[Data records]
------------
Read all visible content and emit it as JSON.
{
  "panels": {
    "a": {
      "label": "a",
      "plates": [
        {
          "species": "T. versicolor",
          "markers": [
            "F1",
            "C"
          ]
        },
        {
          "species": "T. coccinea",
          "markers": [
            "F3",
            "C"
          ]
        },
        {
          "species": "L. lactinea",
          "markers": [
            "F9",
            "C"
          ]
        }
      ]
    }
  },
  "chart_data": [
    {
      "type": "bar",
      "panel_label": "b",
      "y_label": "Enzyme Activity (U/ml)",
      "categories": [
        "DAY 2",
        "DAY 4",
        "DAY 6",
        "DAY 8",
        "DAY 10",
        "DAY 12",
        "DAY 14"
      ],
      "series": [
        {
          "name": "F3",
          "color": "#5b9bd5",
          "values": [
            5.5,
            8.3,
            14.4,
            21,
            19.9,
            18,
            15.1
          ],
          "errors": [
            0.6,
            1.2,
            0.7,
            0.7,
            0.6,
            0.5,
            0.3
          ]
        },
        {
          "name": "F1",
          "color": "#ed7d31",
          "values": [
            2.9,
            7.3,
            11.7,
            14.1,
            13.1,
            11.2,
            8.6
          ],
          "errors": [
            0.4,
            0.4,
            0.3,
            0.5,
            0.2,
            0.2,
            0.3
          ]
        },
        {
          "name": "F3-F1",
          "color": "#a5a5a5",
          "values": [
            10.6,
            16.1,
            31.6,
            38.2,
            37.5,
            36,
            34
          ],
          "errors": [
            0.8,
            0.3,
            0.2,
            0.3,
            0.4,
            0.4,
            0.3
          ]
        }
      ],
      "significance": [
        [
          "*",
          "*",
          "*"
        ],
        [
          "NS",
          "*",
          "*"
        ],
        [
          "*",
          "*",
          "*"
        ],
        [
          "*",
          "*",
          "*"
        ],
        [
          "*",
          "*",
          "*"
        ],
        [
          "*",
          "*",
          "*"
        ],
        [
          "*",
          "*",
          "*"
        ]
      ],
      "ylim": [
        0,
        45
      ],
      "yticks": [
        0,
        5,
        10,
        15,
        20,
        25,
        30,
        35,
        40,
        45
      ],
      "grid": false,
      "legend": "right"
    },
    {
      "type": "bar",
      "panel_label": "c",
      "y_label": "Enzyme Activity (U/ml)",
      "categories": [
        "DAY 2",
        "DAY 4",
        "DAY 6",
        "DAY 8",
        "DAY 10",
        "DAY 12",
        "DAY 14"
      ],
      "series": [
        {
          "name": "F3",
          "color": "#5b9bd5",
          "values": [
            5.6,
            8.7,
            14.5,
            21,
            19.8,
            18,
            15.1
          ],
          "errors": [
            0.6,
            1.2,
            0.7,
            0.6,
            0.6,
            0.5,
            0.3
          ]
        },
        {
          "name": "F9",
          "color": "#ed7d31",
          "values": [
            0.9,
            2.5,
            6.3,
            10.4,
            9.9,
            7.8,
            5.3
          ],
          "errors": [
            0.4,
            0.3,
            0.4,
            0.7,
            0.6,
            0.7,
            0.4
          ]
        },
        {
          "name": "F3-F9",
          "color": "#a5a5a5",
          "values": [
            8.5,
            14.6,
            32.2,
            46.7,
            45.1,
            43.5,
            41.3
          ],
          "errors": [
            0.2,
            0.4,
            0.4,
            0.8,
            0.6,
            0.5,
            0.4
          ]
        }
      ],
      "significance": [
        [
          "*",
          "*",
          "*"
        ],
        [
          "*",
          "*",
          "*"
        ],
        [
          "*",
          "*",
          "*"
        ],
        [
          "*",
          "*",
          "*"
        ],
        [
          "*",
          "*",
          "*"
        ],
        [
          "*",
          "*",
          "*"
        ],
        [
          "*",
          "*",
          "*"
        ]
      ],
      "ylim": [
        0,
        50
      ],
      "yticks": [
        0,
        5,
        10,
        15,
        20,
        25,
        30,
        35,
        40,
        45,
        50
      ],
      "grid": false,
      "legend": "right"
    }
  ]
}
------------
** WHAT THIS TASK INVOLVES **
If a line in the entries contains the word "species", copy that line out.

** ANSWER TO THIS TASK **
          "species": "T. versicolor",
          "species": "T. coccinea",
          "species": "L. lactinea",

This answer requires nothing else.